**Challenge:**
Restate all of the entries exactly, dropping any pictures they hold.

** start Stored rows **

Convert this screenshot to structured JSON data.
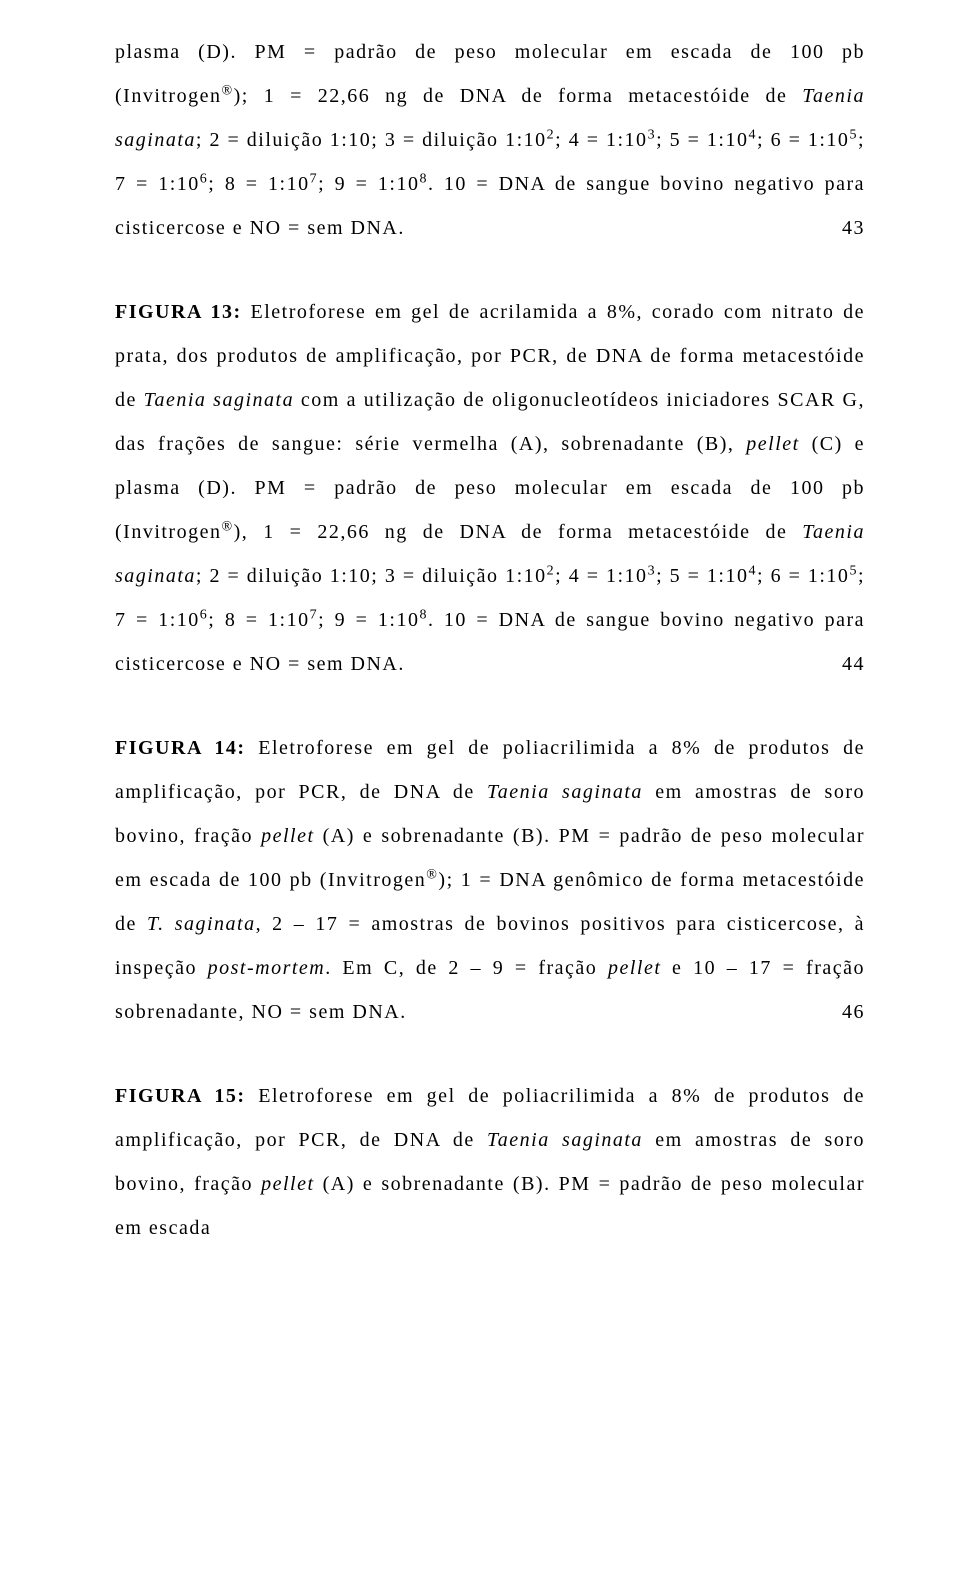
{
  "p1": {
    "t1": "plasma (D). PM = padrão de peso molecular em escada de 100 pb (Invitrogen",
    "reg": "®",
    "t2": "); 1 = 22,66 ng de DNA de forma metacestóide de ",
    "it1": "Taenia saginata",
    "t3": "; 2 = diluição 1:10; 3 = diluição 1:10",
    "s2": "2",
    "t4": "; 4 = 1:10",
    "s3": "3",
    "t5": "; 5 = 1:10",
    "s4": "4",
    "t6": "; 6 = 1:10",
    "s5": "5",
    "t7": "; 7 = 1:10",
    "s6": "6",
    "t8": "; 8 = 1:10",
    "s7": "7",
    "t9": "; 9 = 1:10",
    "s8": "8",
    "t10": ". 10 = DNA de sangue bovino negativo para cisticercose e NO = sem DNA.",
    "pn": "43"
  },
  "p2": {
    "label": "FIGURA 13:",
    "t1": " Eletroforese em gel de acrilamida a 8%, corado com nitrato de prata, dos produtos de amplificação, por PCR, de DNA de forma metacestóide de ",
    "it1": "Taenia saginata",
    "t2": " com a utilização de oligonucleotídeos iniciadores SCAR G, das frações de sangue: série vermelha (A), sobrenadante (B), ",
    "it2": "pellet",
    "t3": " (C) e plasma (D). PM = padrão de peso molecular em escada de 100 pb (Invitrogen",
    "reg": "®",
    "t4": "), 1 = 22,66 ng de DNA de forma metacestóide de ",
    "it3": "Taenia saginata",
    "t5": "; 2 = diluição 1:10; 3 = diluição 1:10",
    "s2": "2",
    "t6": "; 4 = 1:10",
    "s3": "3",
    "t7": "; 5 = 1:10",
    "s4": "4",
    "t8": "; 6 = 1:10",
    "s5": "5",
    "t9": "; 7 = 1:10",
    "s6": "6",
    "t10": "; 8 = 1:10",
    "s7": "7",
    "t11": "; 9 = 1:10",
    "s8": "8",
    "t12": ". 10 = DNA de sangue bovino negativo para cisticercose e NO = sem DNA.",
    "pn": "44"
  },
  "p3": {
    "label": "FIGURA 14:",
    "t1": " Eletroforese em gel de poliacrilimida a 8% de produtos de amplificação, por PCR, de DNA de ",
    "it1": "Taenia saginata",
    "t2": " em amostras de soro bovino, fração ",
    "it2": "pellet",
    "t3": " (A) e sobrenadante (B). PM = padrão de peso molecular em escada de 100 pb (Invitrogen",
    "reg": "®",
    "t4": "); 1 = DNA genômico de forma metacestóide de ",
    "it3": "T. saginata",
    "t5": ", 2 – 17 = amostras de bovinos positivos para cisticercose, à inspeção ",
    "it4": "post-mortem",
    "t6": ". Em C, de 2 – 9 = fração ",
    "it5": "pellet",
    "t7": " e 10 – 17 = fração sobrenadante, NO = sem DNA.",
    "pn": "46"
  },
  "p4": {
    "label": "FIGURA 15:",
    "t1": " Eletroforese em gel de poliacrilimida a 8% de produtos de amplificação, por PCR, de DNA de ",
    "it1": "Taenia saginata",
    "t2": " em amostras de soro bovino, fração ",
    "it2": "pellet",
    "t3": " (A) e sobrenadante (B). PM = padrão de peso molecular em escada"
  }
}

** end Stored rows **

**Response to the task:**
Convert this screenshot to structured JSON data.
{
  "p1": {
    "t1": "plasma (D). PM = padrão de peso molecular em escada de 100 pb (Invitrogen",
    "reg": "®",
    "t2": "); 1 = 22,66 ng de DNA de forma metacestóide de ",
    "it1": "Taenia saginata",
    "t3": "; 2 = diluição 1:10; 3 = diluição 1:10",
    "s2": "2",
    "t4": "; 4 = 1:10",
    "s3": "3",
    "t5": "; 5 = 1:10",
    "s4": "4",
    "t6": "; 6 = 1:10",
    "s5": "5",
    "t7": "; 7 = 1:10",
    "s6": "6",
    "t8": "; 8 = 1:10",
    "s7": "7",
    "t9": "; 9 = 1:10",
    "s8": "8",
    "t10": ". 10 = DNA de sangue bovino negativo para cisticercose e NO = sem DNA.",
    "pn": "43"
  },
  "p2": {
    "label": "FIGURA 13:",
    "t1": " Eletroforese em gel de acrilamida a 8%, corado com nitrato de prata, dos produtos de amplificação, por PCR, de DNA de forma metacestóide de ",
    "it1": "Taenia saginata",
    "t2": " com a utilização de oligonucleotídeos iniciadores SCAR G, das frações de sangue: série vermelha (A), sobrenadante (B), ",
    "it2": "pellet",
    "t3": " (C) e plasma (D). PM = padrão de peso molecular em escada de 100 pb (Invitrogen",
    "reg": "®",
    "t4": "), 1 = 22,66 ng de DNA de forma metacestóide de ",
    "it3": "Taenia saginata",
    "t5": "; 2 = diluição 1:10; 3 = diluição 1:10",
    "s2": "2",
    "t6": "; 4 = 1:10",
    "s3": "3",
    "t7": "; 5 = 1:10",
    "s4": "4",
    "t8": "; 6 = 1:10",
    "s5": "5",
    "t9": "; 7 = 1:10",
    "s6": "6",
    "t10": "; 8 = 1:10",
    "s7": "7",
    "t11": "; 9 = 1:10",
    "s8": "8",
    "t12": ". 10 = DNA de sangue bovino negativo para cisticercose e NO = sem DNA.",
    "pn": "44"
  },
  "p3": {
    "label": "FIGURA 14:",
    "t1": " Eletroforese em gel de poliacrilimida a 8% de produtos de amplificação, por PCR, de DNA de ",
    "it1": "Taenia saginata",
    "t2": " em amostras de soro bovino, fração ",
    "it2": "pellet",
    "t3": " (A) e sobrenadante (B). PM = padrão de peso molecular em escada de 100 pb (Invitrogen",
    "reg": "®",
    "t4": "); 1 = DNA genômico de forma metacestóide de ",
    "it3": "T. saginata",
    "t5": ", 2 – 17 = amostras de bovinos positivos para cisticercose, à inspeção ",
    "it4": "post-mortem",
    "t6": ". Em C, de 2 – 9 = fração ",
    "it5": "pellet",
    "t7": " e 10 – 17 = fração sobrenadante, NO = sem DNA.",
    "pn": "46"
  },
  "p4": {
    "label": "FIGURA 15:",
    "t1": " Eletroforese em gel de poliacrilimida a 8% de produtos de amplificação, por PCR, de DNA de ",
    "it1": "Taenia saginata",
    "t2": " em amostras de soro bovino, fração ",
    "it2": "pellet",
    "t3": " (A) e sobrenadante (B). PM = padrão de peso molecular em escada"
  }
}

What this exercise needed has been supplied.